## start STORED RECORDS

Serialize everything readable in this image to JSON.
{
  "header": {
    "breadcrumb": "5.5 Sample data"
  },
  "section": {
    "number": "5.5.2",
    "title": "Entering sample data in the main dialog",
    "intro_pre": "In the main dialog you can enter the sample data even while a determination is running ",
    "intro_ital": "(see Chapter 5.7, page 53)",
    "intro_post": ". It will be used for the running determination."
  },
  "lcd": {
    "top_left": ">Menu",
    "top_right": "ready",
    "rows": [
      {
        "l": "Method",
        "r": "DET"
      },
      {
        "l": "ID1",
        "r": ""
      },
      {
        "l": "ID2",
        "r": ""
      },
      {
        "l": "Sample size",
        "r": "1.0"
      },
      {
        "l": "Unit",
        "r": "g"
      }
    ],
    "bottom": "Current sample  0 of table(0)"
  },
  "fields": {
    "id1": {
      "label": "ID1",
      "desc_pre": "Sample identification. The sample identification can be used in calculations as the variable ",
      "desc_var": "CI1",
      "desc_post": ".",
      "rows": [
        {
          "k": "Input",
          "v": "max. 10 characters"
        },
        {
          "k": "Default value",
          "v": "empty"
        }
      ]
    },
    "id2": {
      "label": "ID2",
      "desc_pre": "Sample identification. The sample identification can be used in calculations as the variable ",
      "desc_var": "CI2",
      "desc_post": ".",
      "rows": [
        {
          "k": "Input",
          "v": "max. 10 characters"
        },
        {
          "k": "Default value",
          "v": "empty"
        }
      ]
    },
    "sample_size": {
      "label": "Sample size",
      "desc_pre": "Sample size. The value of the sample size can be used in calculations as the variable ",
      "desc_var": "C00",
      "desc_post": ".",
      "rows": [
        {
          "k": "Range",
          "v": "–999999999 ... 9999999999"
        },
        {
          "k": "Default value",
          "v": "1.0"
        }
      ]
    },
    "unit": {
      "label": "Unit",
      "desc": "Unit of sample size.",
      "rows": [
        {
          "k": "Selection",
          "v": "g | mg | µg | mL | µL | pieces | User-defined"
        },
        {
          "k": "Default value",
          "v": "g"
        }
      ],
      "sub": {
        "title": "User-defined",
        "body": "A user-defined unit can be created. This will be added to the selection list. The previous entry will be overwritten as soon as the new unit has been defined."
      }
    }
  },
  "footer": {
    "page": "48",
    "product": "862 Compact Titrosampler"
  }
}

## end STORED RECORDS

Each line that has the word "data" should be copied.

    "breadcrumb": "5.5 Sample data"
    "title": "Entering sample data in the main dialog",
    "intro_pre": "In the main dialog you can enter the sample data even while a determination is running ",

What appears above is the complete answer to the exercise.